Seção de texto >>
****************

A peça de Dias Gomes é uma contribuição fundamental para que possamos pensar as relações entre as diversas religiões e a necessidade de desenvolvermos meios e comportamentos que favoreçam a tolerância religiosa.
Gênero dramático 
      O gênero dramático, desde a Antigüidade clássica, teve grande importância, pois, tanto em suas origens gregas e latinas como medievais, esteve sempre associado à problemática religiosa, transformando-se, não raras vezes, em verdadeiro ritual. 
      Atualmente, o gênero envolve dois aspectos: de um lado, como fenômeno literário, temos o texto, a linguagem; de outro, as técnicas de representação, o espetáculo.      No drama, as personagens aparecem dotadas de características marcantes, representando realidades humanas concretas. Contudo, a caracterização será indireta, uma vez que se deve sugerir ao público os traços peculiares das personalidades representadas, sendo que o autor não pode imiscuir-se na ação. Assim, o teatro exige um esmerado juízo seletivo, pois cada um dos fatos ocorrentes deve, pela concisão o e pela síntese, ser capaz de despertar emoção. A obra dramática não apresenta descrições nem dissertações, mas busca acentuar a ação. O texto é, então, representativo, onde o diálogo é fundamental, em contraposição ao romance, à novela, ao conto, cujos textos visam a apresentar, e onde o diálogo, se houver, é bastante acessório.

****************

Enunciado da tarefa >>
Responda, com base no texto sobre o gênero dramático, às perguntas a seguir.
(a) A que problemática o gênero dramático esteve sempre associado em suas origens?
(b) Quais são os dois aspectos que o gênero envolve atualmente?
(c) Em quais textos o diálogo, se houver, é bastante acessório?
Os registros não guardam relação com o texto.

****************

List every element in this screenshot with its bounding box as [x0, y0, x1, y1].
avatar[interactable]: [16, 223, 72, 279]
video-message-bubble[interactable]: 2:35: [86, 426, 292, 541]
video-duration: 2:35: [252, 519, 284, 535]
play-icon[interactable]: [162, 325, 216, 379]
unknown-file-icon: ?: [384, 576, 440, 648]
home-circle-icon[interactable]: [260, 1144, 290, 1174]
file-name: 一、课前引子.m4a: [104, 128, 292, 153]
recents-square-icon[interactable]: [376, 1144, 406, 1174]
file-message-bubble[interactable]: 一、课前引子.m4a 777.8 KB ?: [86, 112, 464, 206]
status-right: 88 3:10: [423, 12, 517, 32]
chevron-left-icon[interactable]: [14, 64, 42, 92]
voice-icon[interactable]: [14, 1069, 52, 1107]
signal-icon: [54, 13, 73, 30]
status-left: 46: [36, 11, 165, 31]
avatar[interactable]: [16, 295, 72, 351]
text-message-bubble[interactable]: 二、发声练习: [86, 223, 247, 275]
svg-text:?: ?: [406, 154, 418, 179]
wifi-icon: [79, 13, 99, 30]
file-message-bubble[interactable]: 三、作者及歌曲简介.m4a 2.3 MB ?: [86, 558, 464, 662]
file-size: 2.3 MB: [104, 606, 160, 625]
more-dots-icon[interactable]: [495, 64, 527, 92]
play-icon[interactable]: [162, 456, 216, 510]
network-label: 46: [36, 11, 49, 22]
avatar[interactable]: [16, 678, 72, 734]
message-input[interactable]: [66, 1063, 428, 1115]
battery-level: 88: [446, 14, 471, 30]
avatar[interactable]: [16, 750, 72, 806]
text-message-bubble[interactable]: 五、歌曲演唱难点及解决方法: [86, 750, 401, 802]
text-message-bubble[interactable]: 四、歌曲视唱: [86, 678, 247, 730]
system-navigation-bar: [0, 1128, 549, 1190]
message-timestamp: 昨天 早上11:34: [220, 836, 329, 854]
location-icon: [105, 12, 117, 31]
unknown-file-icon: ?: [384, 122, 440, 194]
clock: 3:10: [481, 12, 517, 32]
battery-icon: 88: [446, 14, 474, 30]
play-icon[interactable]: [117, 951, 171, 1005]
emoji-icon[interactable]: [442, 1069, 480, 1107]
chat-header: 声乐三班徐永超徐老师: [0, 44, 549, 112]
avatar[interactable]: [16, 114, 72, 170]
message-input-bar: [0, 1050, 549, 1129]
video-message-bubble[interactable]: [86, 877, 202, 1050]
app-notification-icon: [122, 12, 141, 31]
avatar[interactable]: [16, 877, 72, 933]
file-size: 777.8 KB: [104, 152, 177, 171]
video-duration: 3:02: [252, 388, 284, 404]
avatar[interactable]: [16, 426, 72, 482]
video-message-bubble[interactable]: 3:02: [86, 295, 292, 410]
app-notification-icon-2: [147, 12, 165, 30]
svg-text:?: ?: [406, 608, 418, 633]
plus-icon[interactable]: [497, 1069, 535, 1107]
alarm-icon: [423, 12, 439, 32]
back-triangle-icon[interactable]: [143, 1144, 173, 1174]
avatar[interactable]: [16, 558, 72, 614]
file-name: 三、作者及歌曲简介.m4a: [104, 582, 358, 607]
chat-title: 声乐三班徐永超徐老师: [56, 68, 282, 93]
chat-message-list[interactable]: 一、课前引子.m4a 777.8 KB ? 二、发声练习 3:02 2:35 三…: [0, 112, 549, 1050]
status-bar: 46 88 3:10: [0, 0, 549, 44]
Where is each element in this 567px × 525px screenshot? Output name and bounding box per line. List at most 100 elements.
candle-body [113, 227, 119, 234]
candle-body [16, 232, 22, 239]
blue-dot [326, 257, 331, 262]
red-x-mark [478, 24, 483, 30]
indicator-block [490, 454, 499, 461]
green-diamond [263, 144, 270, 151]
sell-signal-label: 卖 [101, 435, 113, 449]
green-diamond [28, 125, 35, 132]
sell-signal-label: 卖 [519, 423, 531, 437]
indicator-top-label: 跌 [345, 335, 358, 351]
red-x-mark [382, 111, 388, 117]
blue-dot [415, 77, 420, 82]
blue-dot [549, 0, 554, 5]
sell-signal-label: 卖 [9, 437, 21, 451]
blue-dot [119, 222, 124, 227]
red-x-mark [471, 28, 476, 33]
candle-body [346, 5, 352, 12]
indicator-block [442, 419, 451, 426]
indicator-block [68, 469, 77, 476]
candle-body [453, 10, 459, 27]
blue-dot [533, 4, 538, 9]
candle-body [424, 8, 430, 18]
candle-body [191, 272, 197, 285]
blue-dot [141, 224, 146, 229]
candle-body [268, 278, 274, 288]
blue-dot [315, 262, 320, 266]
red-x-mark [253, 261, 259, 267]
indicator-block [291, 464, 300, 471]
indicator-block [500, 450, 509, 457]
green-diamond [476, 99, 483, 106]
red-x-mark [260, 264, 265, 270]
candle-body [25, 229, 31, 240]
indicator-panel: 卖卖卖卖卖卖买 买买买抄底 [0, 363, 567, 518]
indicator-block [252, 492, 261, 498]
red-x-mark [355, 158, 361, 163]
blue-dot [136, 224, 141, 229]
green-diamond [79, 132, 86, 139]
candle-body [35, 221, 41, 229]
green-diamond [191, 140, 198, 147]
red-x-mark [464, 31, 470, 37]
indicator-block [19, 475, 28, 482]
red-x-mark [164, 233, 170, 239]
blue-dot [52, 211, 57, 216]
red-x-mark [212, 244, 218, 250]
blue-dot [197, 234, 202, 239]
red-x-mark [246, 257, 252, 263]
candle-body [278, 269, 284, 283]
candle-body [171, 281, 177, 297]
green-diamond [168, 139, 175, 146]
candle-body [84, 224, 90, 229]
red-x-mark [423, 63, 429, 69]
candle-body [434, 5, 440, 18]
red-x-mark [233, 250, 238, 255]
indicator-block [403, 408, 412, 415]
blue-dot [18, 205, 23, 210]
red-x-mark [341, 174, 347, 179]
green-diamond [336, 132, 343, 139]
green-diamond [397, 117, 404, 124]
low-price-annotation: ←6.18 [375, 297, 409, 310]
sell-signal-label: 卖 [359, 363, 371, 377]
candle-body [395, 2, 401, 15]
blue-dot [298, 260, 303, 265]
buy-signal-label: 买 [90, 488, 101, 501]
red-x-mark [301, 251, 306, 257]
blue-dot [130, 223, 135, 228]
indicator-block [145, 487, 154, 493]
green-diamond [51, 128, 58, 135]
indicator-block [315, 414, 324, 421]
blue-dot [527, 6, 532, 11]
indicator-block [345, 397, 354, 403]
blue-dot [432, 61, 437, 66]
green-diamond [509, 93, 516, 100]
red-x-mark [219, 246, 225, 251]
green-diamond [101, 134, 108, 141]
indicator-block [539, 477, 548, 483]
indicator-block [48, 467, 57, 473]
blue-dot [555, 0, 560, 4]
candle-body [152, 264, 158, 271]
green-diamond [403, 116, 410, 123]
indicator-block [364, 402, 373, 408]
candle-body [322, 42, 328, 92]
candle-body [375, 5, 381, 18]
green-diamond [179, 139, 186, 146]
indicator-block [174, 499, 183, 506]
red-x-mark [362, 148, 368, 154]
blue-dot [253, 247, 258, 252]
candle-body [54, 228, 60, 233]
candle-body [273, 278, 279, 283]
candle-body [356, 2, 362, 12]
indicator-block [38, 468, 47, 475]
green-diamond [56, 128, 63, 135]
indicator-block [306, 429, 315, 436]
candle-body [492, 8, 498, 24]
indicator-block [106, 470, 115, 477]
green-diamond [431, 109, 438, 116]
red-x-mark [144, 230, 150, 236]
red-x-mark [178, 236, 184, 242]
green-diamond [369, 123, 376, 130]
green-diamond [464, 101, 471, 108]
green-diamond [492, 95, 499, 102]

****************

Resposta escrita >>
(a) À problemática religiosa.
(b) De um lado, como fenômeno literário, o texto, a linguagem; de outro, as técnicas de representação, o espetáculo.
(c) No romance, na novela e no conto.